━━ DATA FOR THIS EXERCISE

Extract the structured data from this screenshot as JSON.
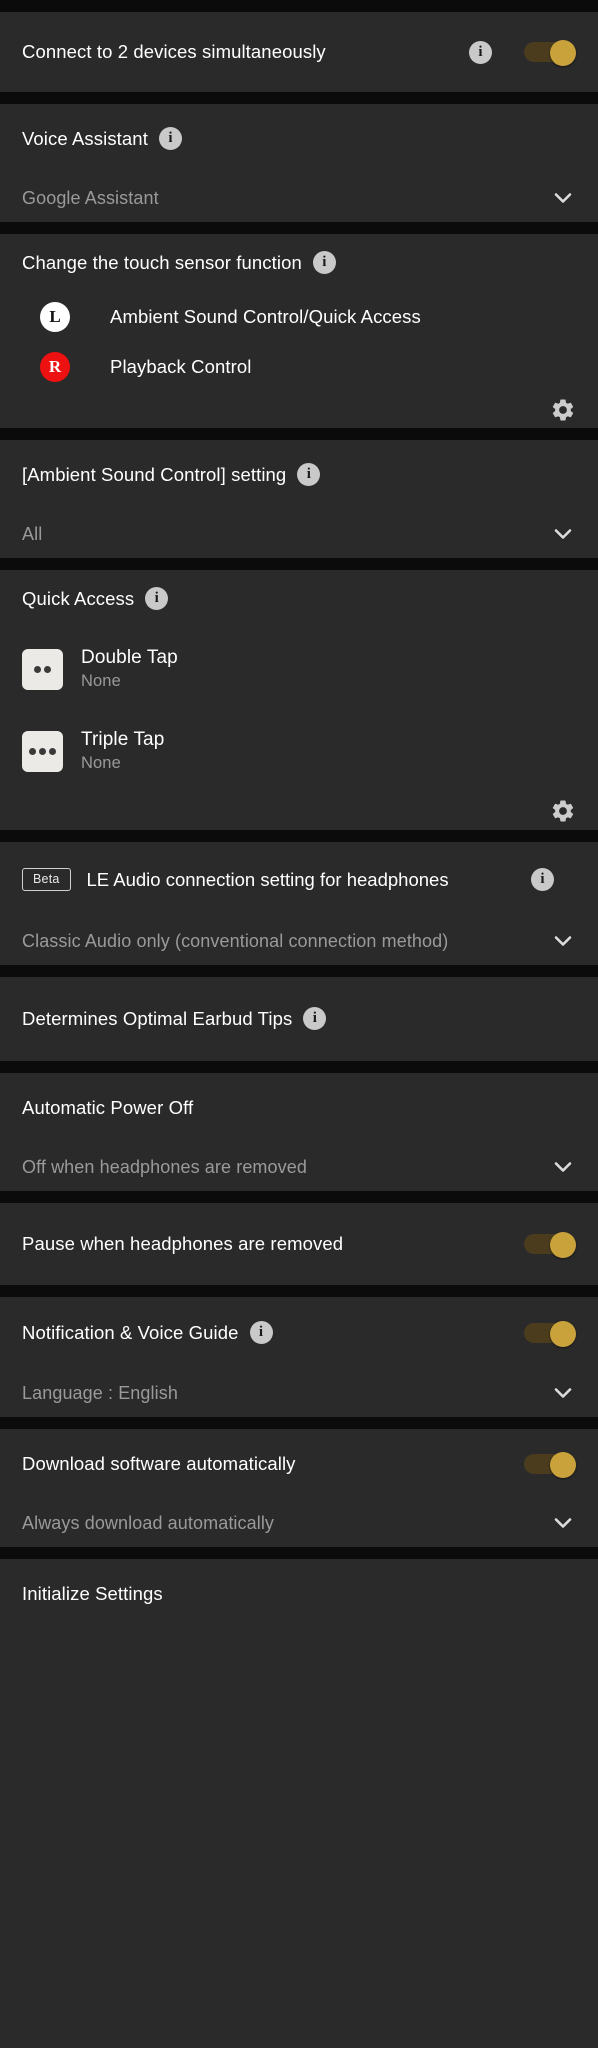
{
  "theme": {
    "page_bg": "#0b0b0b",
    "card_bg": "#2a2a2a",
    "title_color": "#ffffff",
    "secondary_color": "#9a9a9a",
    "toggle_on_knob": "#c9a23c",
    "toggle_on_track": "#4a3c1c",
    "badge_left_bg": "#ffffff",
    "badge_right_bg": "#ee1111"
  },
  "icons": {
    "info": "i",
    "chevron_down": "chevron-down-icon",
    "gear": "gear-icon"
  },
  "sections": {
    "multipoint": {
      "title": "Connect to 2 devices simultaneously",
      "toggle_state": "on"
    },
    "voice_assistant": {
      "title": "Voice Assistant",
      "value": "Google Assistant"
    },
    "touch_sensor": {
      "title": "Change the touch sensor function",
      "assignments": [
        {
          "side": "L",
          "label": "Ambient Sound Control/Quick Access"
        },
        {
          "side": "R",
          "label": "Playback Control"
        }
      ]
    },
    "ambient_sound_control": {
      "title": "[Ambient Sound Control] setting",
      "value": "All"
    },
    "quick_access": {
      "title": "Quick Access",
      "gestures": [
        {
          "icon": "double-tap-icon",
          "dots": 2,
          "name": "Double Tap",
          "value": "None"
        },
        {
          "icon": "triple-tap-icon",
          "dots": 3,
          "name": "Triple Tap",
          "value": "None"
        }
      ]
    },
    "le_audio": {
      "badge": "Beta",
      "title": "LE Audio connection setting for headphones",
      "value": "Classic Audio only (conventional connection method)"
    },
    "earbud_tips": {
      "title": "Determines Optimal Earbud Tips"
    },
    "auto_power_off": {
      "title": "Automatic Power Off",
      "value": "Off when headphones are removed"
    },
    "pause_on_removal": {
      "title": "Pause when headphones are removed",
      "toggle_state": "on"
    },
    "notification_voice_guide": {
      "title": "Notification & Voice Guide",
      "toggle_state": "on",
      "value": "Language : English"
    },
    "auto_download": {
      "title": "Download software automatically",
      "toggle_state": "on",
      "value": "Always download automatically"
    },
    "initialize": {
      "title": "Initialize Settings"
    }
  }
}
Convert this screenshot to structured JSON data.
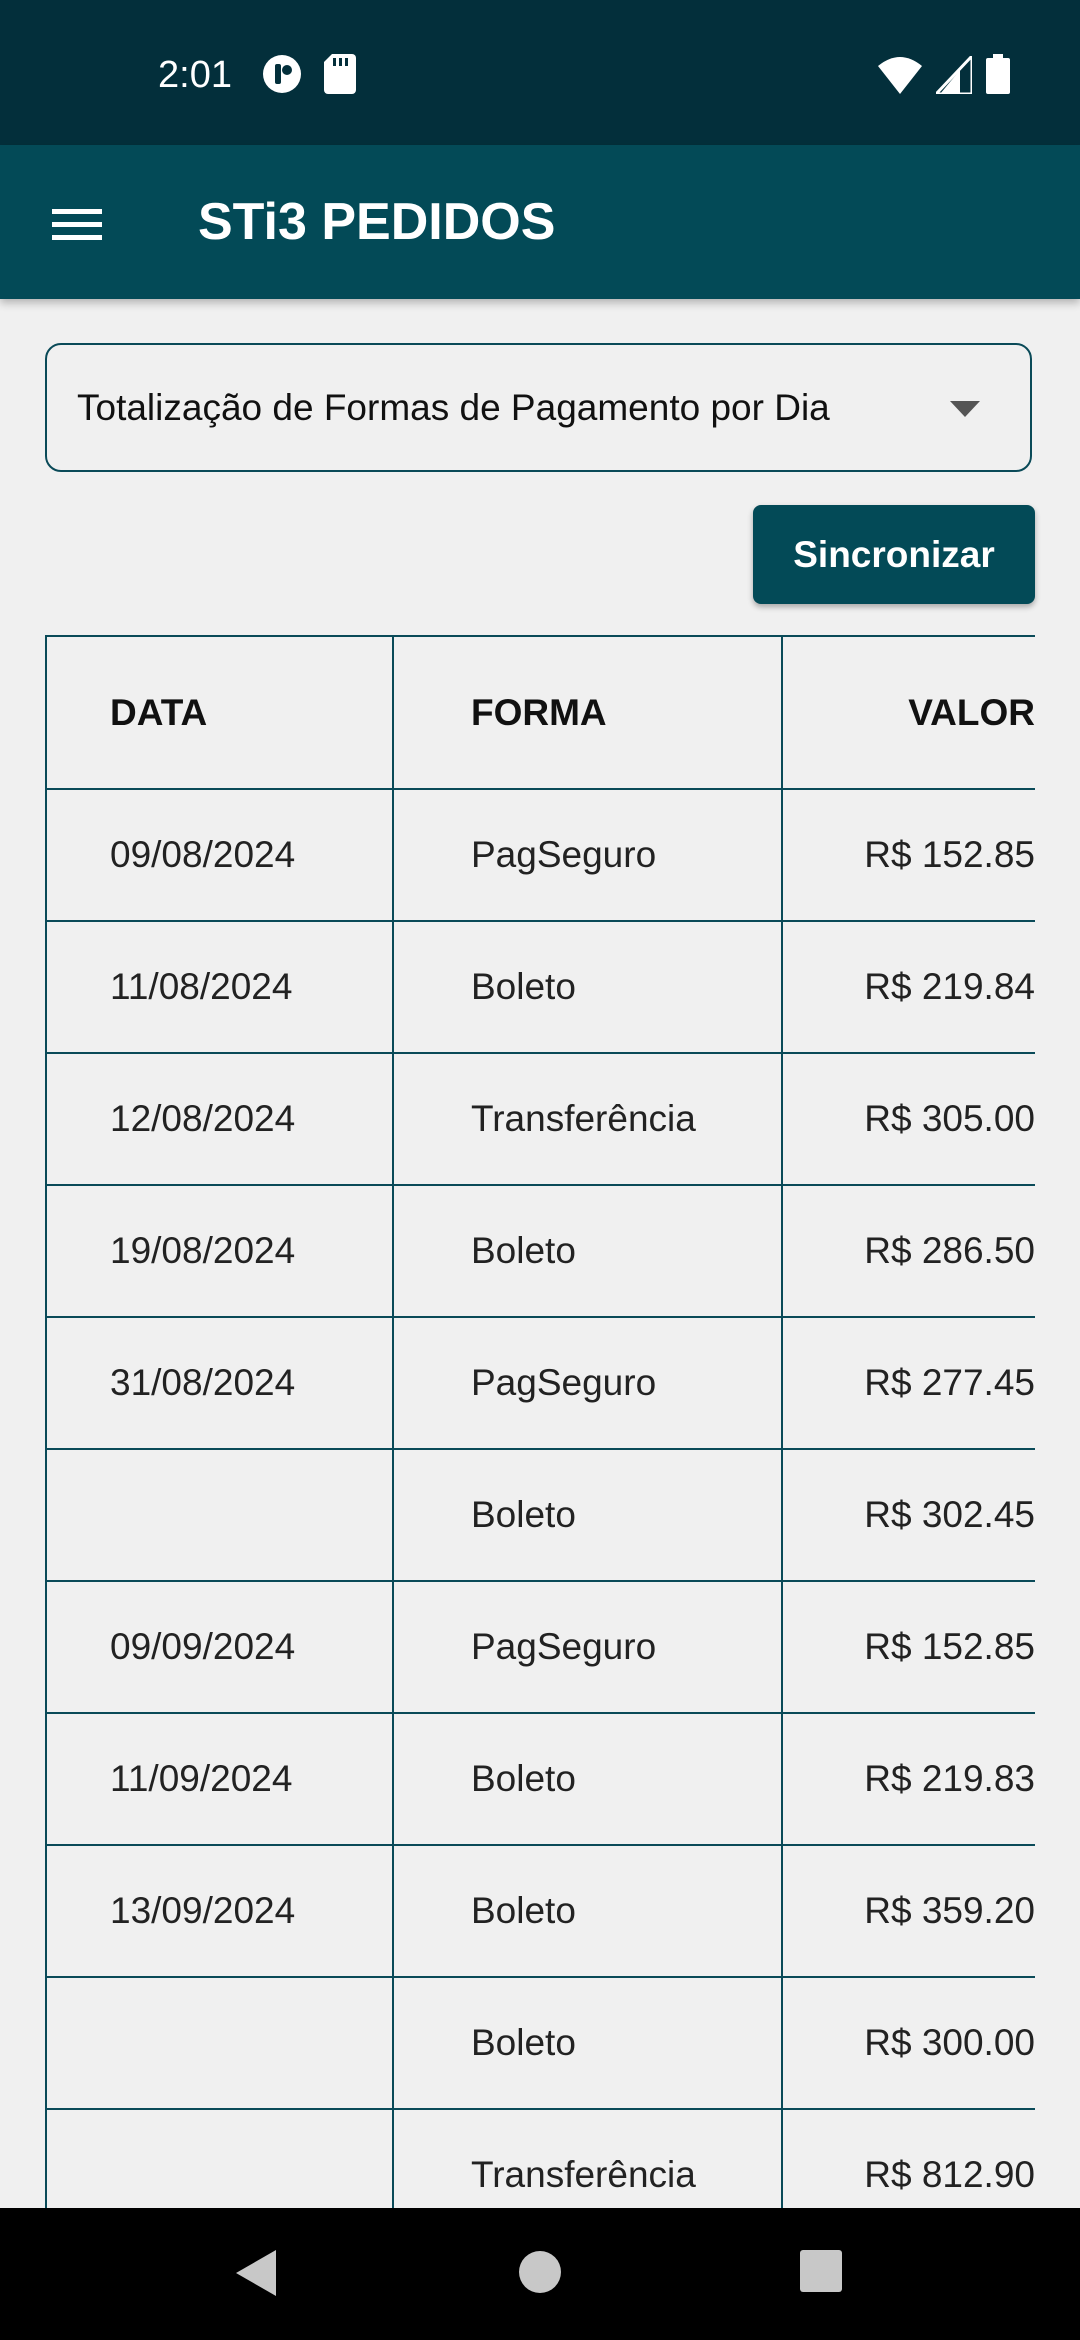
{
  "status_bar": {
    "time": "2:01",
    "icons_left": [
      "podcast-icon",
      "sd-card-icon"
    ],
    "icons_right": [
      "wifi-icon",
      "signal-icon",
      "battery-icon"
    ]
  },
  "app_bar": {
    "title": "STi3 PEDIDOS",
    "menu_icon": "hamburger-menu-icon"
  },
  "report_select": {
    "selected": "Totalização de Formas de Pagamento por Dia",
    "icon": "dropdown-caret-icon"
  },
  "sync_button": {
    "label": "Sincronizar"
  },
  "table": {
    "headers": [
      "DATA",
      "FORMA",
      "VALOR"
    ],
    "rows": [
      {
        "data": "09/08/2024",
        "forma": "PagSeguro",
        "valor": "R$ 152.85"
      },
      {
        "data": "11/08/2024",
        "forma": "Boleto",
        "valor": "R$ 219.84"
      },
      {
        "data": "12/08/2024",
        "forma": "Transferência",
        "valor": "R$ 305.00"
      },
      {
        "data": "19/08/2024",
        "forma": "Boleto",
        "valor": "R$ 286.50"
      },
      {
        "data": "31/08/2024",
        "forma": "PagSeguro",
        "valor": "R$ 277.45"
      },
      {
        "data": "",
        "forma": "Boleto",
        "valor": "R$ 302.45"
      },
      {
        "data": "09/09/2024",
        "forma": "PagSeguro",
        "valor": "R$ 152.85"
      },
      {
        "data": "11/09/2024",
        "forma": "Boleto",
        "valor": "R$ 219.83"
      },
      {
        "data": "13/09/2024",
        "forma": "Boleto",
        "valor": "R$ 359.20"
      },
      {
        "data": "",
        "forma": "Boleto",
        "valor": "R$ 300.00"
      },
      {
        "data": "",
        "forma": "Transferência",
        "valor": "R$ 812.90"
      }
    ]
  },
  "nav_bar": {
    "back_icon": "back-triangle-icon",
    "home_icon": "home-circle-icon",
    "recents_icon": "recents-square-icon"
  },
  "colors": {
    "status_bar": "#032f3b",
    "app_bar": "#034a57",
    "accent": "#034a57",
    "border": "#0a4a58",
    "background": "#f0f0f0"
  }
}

━━━━

● PROMPT: Output the entries above exactly. Drop the pictures.

● FINAL RESULT:
Extract the structured data from this screenshot as JSON.
{
  "theme": {
    "page_bg": "#0b0b0b",
    "card_bg": "#2a2a2a",
    "title_color": "#ffffff",
    "secondary_color": "#9a9a9a",
    "toggle_on_knob": "#c9a23c",
    "toggle_on_track": "#4a3c1c",
    "badge_left_bg": "#ffffff",
    "badge_right_bg": "#ee1111"
  },
  "icons": {
    "info": "i",
    "chevron_down": "chevron-down-icon",
    "gear": "gear-icon"
  },
  "sections": {
    "multipoint": {
      "title": "Connect to 2 devices simultaneously",
      "toggle_state": "on"
    },
    "voice_assistant": {
      "title": "Voice Assistant",
      "value": "Google Assistant"
    },
    "touch_sensor": {
      "title": "Change the touch sensor function",
      "assignments": [
        {
          "side": "L",
          "label": "Ambient Sound Control/Quick Access"
        },
        {
          "side": "R",
          "label": "Playback Control"
        }
      ]
    },
    "ambient_sound_control": {
      "title": "[Ambient Sound Control] setting",
      "value": "All"
    },
    "quick_access": {
      "title": "Quick Access",
      "gestures": [
        {
          "icon": "double-tap-icon",
          "dots": 2,
          "name": "Double Tap",
          "value": "None"
        },
        {
          "icon": "triple-tap-icon",
          "dots": 3,
          "name": "Triple Tap",
          "value": "None"
        }
      ]
    },
    "le_audio": {
      "badge": "Beta",
      "title": "LE Audio connection setting for headphones",
      "value": "Classic Audio only (conventional connection method)"
    },
    "earbud_tips": {
      "title": "Determines Optimal Earbud Tips"
    },
    "auto_power_off": {
      "title": "Automatic Power Off",
      "value": "Off when headphones are removed"
    },
    "pause_on_removal": {
      "title": "Pause when headphones are removed",
      "toggle_state": "on"
    },
    "notification_voice_guide": {
      "title": "Notification & Voice Guide",
      "toggle_state": "on",
      "value": "Language : English"
    },
    "auto_download": {
      "title": "Download software automatically",
      "toggle_state": "on",
      "value": "Always download automatically"
    },
    "initialize": {
      "title": "Initialize Settings"
    }
  }
}
Convert this screenshot to structured JSON data.
{
  "status_bar": {
    "time": "2:01",
    "icons_left": [
      "podcast-icon",
      "sd-card-icon"
    ],
    "icons_right": [
      "wifi-icon",
      "signal-icon",
      "battery-icon"
    ]
  },
  "app_bar": {
    "title": "STi3 PEDIDOS",
    "menu_icon": "hamburger-menu-icon"
  },
  "report_select": {
    "selected": "Totalização de Formas de Pagamento por Dia",
    "icon": "dropdown-caret-icon"
  },
  "sync_button": {
    "label": "Sincronizar"
  },
  "table": {
    "headers": [
      "DATA",
      "FORMA",
      "VALOR"
    ],
    "rows": [
      {
        "data": "09/08/2024",
        "forma": "PagSeguro",
        "valor": "R$ 152.85"
      },
      {
        "data": "11/08/2024",
        "forma": "Boleto",
        "valor": "R$ 219.84"
      },
      {
        "data": "12/08/2024",
        "forma": "Transferência",
        "valor": "R$ 305.00"
      },
      {
        "data": "19/08/2024",
        "forma": "Boleto",
        "valor": "R$ 286.50"
      },
      {
        "data": "31/08/2024",
        "forma": "PagSeguro",
        "valor": "R$ 277.45"
      },
      {
        "data": "",
        "forma": "Boleto",
        "valor": "R$ 302.45"
      },
      {
        "data": "09/09/2024",
        "forma": "PagSeguro",
        "valor": "R$ 152.85"
      },
      {
        "data": "11/09/2024",
        "forma": "Boleto",
        "valor": "R$ 219.83"
      },
      {
        "data": "13/09/2024",
        "forma": "Boleto",
        "valor": "R$ 359.20"
      },
      {
        "data": "",
        "forma": "Boleto",
        "valor": "R$ 300.00"
      },
      {
        "data": "",
        "forma": "Transferência",
        "valor": "R$ 812.90"
      }
    ]
  },
  "nav_bar": {
    "back_icon": "back-triangle-icon",
    "home_icon": "home-circle-icon",
    "recents_icon": "recents-square-icon"
  },
  "colors": {
    "status_bar": "#032f3b",
    "app_bar": "#034a57",
    "accent": "#034a57",
    "border": "#0a4a58",
    "background": "#f0f0f0"
  }
}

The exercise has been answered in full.